:: MATERIAL FOR THIS EXERCISE
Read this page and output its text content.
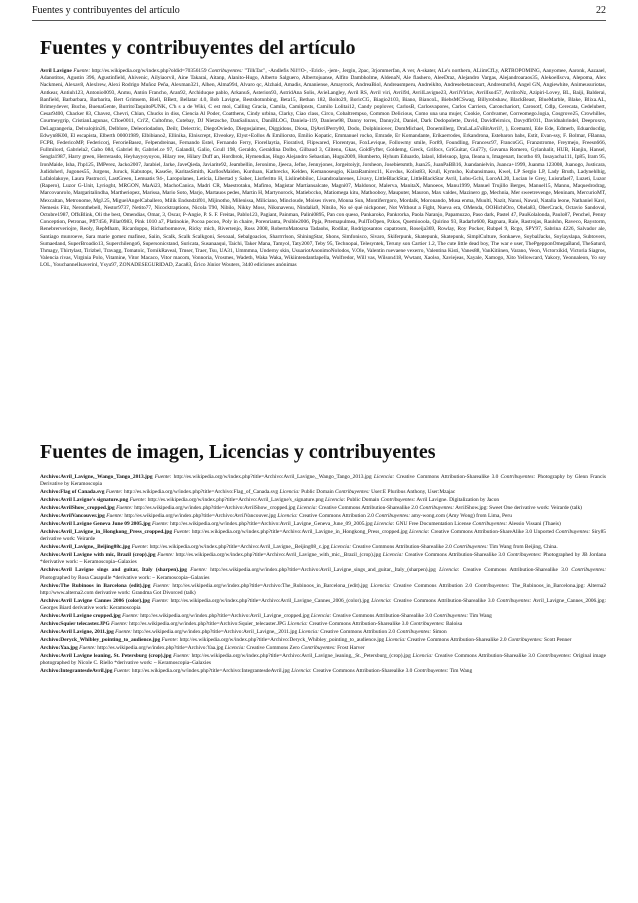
Fuentes y contribuyentes del artículo	22
Fuentes y contribuyentes del artículo
Avril Lavigne Fuente: http://es.wikipedia.org/w/index.php?oldid=70356159 Contribuyentes: "TilkTac", -Andlefis Nil!!O-, -Erick-, -jem-, Jergin, 2pac, 3rjommerfan, A ver, A-skater, ALe's northern, ALiimCfLy, ARTROPOMING, Aanyomee, Aaronk, Aazaael, Adanotitos, Agustin 396, Agustinfield, Ahivenic, Ailyiaorvil, Aine Takarai, Aitanp, Alanito-Hugo, Alberto Salguero, Albertojuanse, Alfito Dambholme, AldenaN, Ale flashero, AleeDraz, Alejandro Vargas, Alejandroaraos35, AlekoelIscva, Alepoma, Alex Nackmeni, Alexav8, Alexlrew, Alexi Rodrigo Muñoz Peña, Alexman321, Alhen, Alma994, Alvaro qc, Alzhaid, Amadis, Amaniense, Amayrock, AndreaBiol, Andreasmperu, Andreiklto, Andresebetancourt, Andresmo94, Angel GN, Angiewhite, Animeusuriotas, Antkear, Antiuh123, Antonio0093, Anmu, Antón Francho, Aran92, Archiduque pablo, ArkanuS, Asterion93, AstridAna Solis, AvieLangley, Avril RS, Avril viri, Avril94, AvrilLavigne23, AvrilVirlav, AvrilIso457, AvrilroNz, Azipiri-Lovey, BL, Baiji, Balderai, Banfield, Barbarbara, Barbarita, Bert Grimsem, Biell, BBett, Bellatar 4.0, Bob Lavigne, Bestshotnnbing, Beta15, Bethan 182, Boito29, BoricCG, Biagio2103, Biano, BiancoL, BiebsMCSwag, Billyrobshaw, BlackBeast, BlueMarble, Blake, Blixa.AL, Brimey4ever, Bucho, BuenaGente, BurritoTaquitoPUNK, C'h s a de Wiki, C est moi, Calling Gracia, Camila, Camilpnsts, Camilo Lolitai12, Candy poplover, CarlosB, Carlosvapores, Carlos Carriera, Caronchariort, Carosotf, Cdlp, Cerecata, Cedelubert, Cesar9400, Chacker 83, Chavez, Chevri, Chian, Chucks in diss, Ciencia Al Poder, Coatthens, Cindy urbina, Clarky, Ciao class, Circo, Cobaltrempso, Common Delicious, Como una una mujer, Cookie, Cordvamer, Correomego.logia, Cosgrove25, Crowhilles, Courtneygrip, CristianLagunas, Cfloe0011, Cri'Z, Cultofmo, Cutebay, DJ Nietzsche, DanSalinaxx, DaniBLOG, Daniela-119, Daniene98, Danny torres, Danny24, Daniel, Dark Dodopolette, David, Davidfeirnics, Davydfir011, Davidnahrindel, Deeproxro, DeLagrangeria, Delvalojtin26, Delblore, Deleoriodadon, Deilr, Delectric, DiegoOviedo, Diegosjaimes, Diggidons, Diosa, DjAvrilPerry00, Dodo, Dolphiniover, DomMichael, Donemillerg, DraLaLa5'sBitAvril?, ), Ecemaml, Ede Ede, Edmerb, Eduardocdig, Edwyn8K00, El escapista, Elberth 00001989, Elbibiano2, Ellinika, Elniscrept, Elveokey, Elyst+Eollos & Emiliorsto, Emilio Kopatic, Emmanuel rocko, Emrade, Er Komandante, Erikaerrodes, Erkandrona, Estebaron babs, Estit, Evan-ssy, F. Bolmar, FBanna, FCPB, FedericoMP, Federicorj, FerorieBasez, Felpendreinas, Fernando Estel, Fernando Ferry, Fiorellaytia, Fiorativd, Flipwared, Florentyas, FoxLevique, Followmy smile, For89, Foundling, Francesc97, FrancoGG, Franzstrome, Freymejo, Freesn666, Fullmilord, Gabriela2, Gabo 084, Gabriel 8r, Gabriel.ce 97, Galandil, Galio, Gcull 198, Geraldo, Geraldina Dolbo, Gilbaud 3, Glitenu, Gkas, GoldFyfter, Goldemg, Greck, Grifocs, GriGuitar, Gui77y, Guvama Romero, Gylanhalit, HUB, Hanjin, Hansel, Sengla1987, Harry green, Herrerasdo, Heyhayyoyoyou, Hilary ree, Hilary Duff an, Hordbrok, Hymendias, Hugo Alejandro Sebastian, Hugo2009, Humberto, Hyhum Eduardo, Ialaol, Idlelsuop, Igna, Ileana n, Imagenart, Incotho 69, Insayacha111, Ip85, Iram 95, IronMaide, Isha, I'hp125, IMPerez, Jacko2007, Jarabiel, Jarke, JaveQieda, Javiarite92, Jeambellin, Jeronimo, Jjeeca, Jefne, Jennyjones, Jorgeitoiyjt, Jorsheon, Josebietsmtb, Juan25, JuanPaBB16, Juandanielvin, Juanca+1999, Juanma 123008, Juanogo, Justicara, Judidoherl, Jugones55, Jurgens, Juruck, Kabutops, KaseSe, KaritasSmith, KarllosMaiden, Kurduan, Kathrecks, Kelden, Kemanoseugio, KiaraRamirez11, Kovdus, Kolist83, Krull, Kymsho, Kubansimasu, Kwel, LP Sergio LP, Lady Bruth, Ladynehlhig, Lafalolakoye, Laura Pastrucci, LastGreen, Lemuatis 94-, Laropolanes, Leticia, Libertad y Saber, Lisrferitto H, Lislinebbiloc, Lisandroalarenes, Livavy, LittleBlackStar, LittleBlackStar Avril, Lobu-Gchi, LoroAL20, Lucian le Grey, Luisrafael7, Luzeti, Luzor (Rapero), Luzor G-Unit, Lyrioght, MRGON, MaAi23, MachoCanica, Madri CR, Maestrotaku, Mafimo, Magistar Martiansalcate, Magni07, Maldonor, Malerva, ManitaX, Manoeos, Manu1999, Manuel Trujillo Berges, Manuel15, Mannu, Maquedrodrag, Marcovanrolo, Margaritalindha, Martheriopez, Marissa, Mario Soto, Marjo, Martauos pedes, Martin H, Martynorock, Matiebccko, Matiomega kitu, Mathooboy, Mauputer, Mauron, Max valdes, Mazinero gp, Mechnia, Mer sweetrevenge, Meninam, MercurioMT, Mexcaltan, Metronome, MgJ.25, MiguelAngelCaballero, Milik Endsndzif01, Mijinotho, Milenissa, Miliciano, Mincloude, Moises rivero, Monna Sun, Montiferrgoro, Mordalk, Moronando, Musa enma, Muulti, Nazit, Nanui, Nawal, Natalia leone, Nathaniel Kavi, Nemesis Fiiz, Neronthebell, Nestor9737, Netito77, Nicocktraptions, Nicola T90, Nibilo, Nikky Moss, Niksnavenu, Nindalia9, Nitsilo, No sé qué nickponer, Not Without a Fight, Nueva era, OMenda, OOHichiOro, Ohela83, OberCrack, Octavio Sandoval, Octubre1987, OffsBlink, Oli the best, Omendias, Omar, 3, Oscar, P-Angie, P. S. F. Freitas, Pablo123, Pagiant, Painman, Palini0895, Pan con queso, Pankaroko, Pankrorka, Paola Naranjo, Papamuzzo, Paso dark, Pastel 47, PauKolalonda, Paulo87, Penchel, Penny Conception, Petronas, Pff7456, Pillar0983, Pink 1010 a7, Platinokie, Pocoa pocoo, Poly in chaire, Porenrianta, Prsible2006, Ppja, Prtemapulmea, PullToOpen, Pzkos, Quemiooola, Quirino 93, Radarhr600, Ragnara, Raie, Rastrojas, Raulshn, Raveco, Raystorm, Renebrerveriojre, Reoly, RepMham, Ricardoppo, Richarbomnove, Ricky mich, Rivertenjo, Ross 2008, RobertoMatosrsa Tadaohs, Rodilar, Rodrigosantos capatrosm, Roseija369, Rowlay, Roy Pocker, Rubpel 9, Rcgo, SPY97, Sabrina 4226, Salvador ale, Santiago munroeve, Sara marie gomez mafinez, Saiin, Scalk, Scalk Scalkgoni, Sexoaal, Sebalgoacios, Sharrrrlson, ShiningStar, Shons, Simfonisco, Sivaro, Skiferpunk, Skatepunk, Skatepunk, SimplCulture, Sonkaeve, SoybalJacks, Soylayslapa, Subtovers, Sumaedand, SuperBroadio13, Superchilengo6, Supersonicstand, Suricata, Susanaaqui, Taichi, Taker Mana, Tamyol, Taty2007, Teby 95, Technopai, Telesyntek, Teruny son Cartier 1.2, The cute little dead boy, The war e user, ThePgepponOmegaBand, TheSaturd, Thmagy, Thirtylast, Tirizbel, Travagg, Tomatoic, TornikRaveal, Tmser, Traer, Tsu, UA31, Ummmna, Underny skin, UsuariotAnonimoNolodos, V.Ole, Valentin ruevaene vexerro, Valentina Kisti, Vanes88, VanKitiinen, Varano, Veon, Victorxikid, Victoria Siagros, Valencia rivas, Virginia Polo, Vitamine, Vitor Macaco, Vitor macom, Vonnoria, Vrosmes, Wadeth, Waka Waka, Wikiintendantlapella, Wolfredor, Will vas, Wilson418, Wwtant, Xaolso, Xaviejeas, Xayale, Xamogo, Xito Yellowcard, Yakory, Yeonnaleon, Yo soy LOL, YouchannelIsaverinl, Ysyu97, ZONADESEGURIDAD, Zaca83, Érico Júnior Wouters, 3440 ediciones anónimas
Fuentes de imagen, Licencias y contribuyentes
Archivo:Avril_Lavigne,_Wango_Tango_2013.jpg Fuente: http://es.wikipedia.org/w/index.php?title=Archivo:Avril_Lavigne,_Wango_Tango_2013.jpg Licencia: Creative Commons Attribution-Sharealike 3.0 Contribuyentes: Photography by Glenn Francis Derivative by Keramoscopia
Archivo:Flag of Canada.svg Fuente: http://es.wikipedia.org/w/index.php?title=Archivo:Flag_of_Canada.svg Licencia: Public Domain Contribuyentes: User:E Pluribus Anthony, User:Mzajac
Archivo:Avril Lavigne's signature.png Fuente: http://es.wikipedia.org/w/index.php?title=Archivo:Avril_Lavigne's_signature.png Licencia: Public Domain Contribuyentes: Avril Lavigne. Digitalization by Jacon
Archivo:AvrilShow_cropped.jpg Fuente: http://es.wikipedia.org/w/index.php?title=Archivo:AvrilShow_cropped.jpg Licencia: Creative Commons Attribution-Sharealike 2.0 Contribuyentes: AvrilShow.jpg: Sweet One derivative work: Veirarde (talk)
Archivo:AvrilVancouver.jpg Fuente: http://es.wikipedia.org/w/index.php?title=Archivo:AvrilVancouver.jpg Licencia: Creative Commons Attribution 2.0 Contribuyentes: amy-wong.com (Amy Wong) from Lima, Peru
Archivo:Avril Lavigne Geneva June 09 2005.jpg Fuente: http://es.wikipedia.org/w/index.php?title=Archivo:Avril_Lavigne_Geneva_June_09_2005.jpg Licencia: GNU Free Documentation License Contribuyentes: Alessio Vissani (Thaeis)
Archivo:Avril_Lavigne_in_Hongkong_Press_cropped.jpg Fuente: http://es.wikipedia.org/w/index.php?title=Archivo:Avril_Lavigne_in_Hongkong_Press_cropped.jpg Licencia: Creative Commons Attribution-ShareAlike 3.0 Unported Contribuyentes: Siry85 derivative work: Veirarde
Archivo:Avril_Lavigne,_Beijing08c.jpg Fuente: http://es.wikipedia.org/w/index.php?title=Archivo:Avril_Lavigne,_Beijing08_c.jpg Licencia: Creative Commons Attribution-Sharealike 2.0 Contribuyentes: Tim Wang from Beijing, China.
Archivo:Avril Lavigne with mic, Brazil (crop).jpg Fuente: http://es.wikipedia.org/w/index.php?title=Archivo:Avril_Lavigne_with_mic,_Brazil_(crop).jpg Licencia: Creative Commons Attribution-Sharealike 3.0 Contribuyentes: Photographed by JB Jordana *derivative work: ~ Keramoscopia~Galaxies
Archivo:Avril Lavigne sings and guitar, Italy (sharpen).jpg Fuente: http://es.wikipedia.org/w/index.php?title=Archivo:Avril_Lavigne_sings_and_guitar,_Italy_(sharpen).jpg Licencia: Creative Commons Attribution-Sharealike 3.0 Contribuyentes: Photographed by Rosa Casapulle *derivative work: ~ Keramoscopia~Galaxies
Archivo:The Rubinoos in Barcelona (edit).jpg Fuente: http://es.wikipedia.org/w/index.php?title=Archivo:The_Rubinoos_in_Barcelona_(edit).jpg Licencia: Creative Commons Attribution 2.0 Contribuyentes: The_Rubinoos_in_Barcelona.jpg: Alterna2 http://www.alterna2.com derivative work: Grandma Got Divorced (talk)
Archivo:Avril Lavigne Cannes 2006 (color).jpg Fuente: http://es.wikipedia.org/w/index.php?title=Archivo:Avril_Lavigne_Cannes_2006_(color).jpg Licencia: Creative Commons Attribution-Sharealike 3.0 Contribuyentes: Avril_Lavigne_Cannes_2006.jpg: Georges Biard derivative work: Keramoscopia
Archivo:Avril Lavigne cropped.jpg Fuente: http://es.wikipedia.org/w/index.php?title=Archivo:Avril_Lavigne_cropped.jpg Licencia: Creative Commons Attribution-Sharealike 3.0 Contribuyentes: Tim Wang
Archivo:Squier telecaster.JPG Fuente: http://es.wikipedia.org/w/index.php?title=Archivo:Squier_telecaster.JPG Licencia: Creative Commons Attribution-Sharealike 3.0 Contribuyentes: Baloisa
Archivo:Avril Lavigne, 2011.jpg Fuente: http://es.wikipedia.org/w/index.php?title=Archivo:Avril_Lavigne,_2011.jpg Licencia: Creative Commons Attribution 2.0 Contribuyentes: Simon
Archivo:Deryck_Whibley_pointing_to_audience.jpg Fuente: http://es.wikipedia.org/w/index.php?title=Archivo:Deryck_Whibley_pointing_to_audience.jpg Licencia: Creative Commons Attribution-Sharealike 2.0 Contribuyentes: Scott Penner
Archivo:Yaa.jpg Fuente: http://es.wikipedia.org/w/index.php?title=Archivo:Yaa.jpg Licencia: Creative Commons Zero Contribuyentes: Frost Harver
Archivo:Avril Lavigne leaning, St. Petersburg (crop).jpg Fuente: http://es.wikipedia.org/w/index.php?title=Archivo:Avril_Lavigne_leaning,_St._Petersburg_(crop).jpg Licencia: Creative Commons Attribution-Sharealike 3.0 Contribuyentes: Original image photographed by Nicole C. Riello *derivative work: ~ Keramoscopia~Galaxies
Archivo:IntegrantesdeAvril.jpg Fuente: http://es.wikipedia.org/w/index.php?title=Archivo:IntegrantesdeAvril.jpg Licencia: Creative Commons Attribution-Sharealike 3.0 Contribuyentes: Tim Wang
::::
INSTRUCTIONS FOR THE TASK
Scan the lines for the string "Fuentes". Pick out every line that has it.

REPLY
Fuentes y contribuyentes del artículo	22
Fuentes y contribuyentes del artículo
Fuentes de imagen, Licencias y contribuyentes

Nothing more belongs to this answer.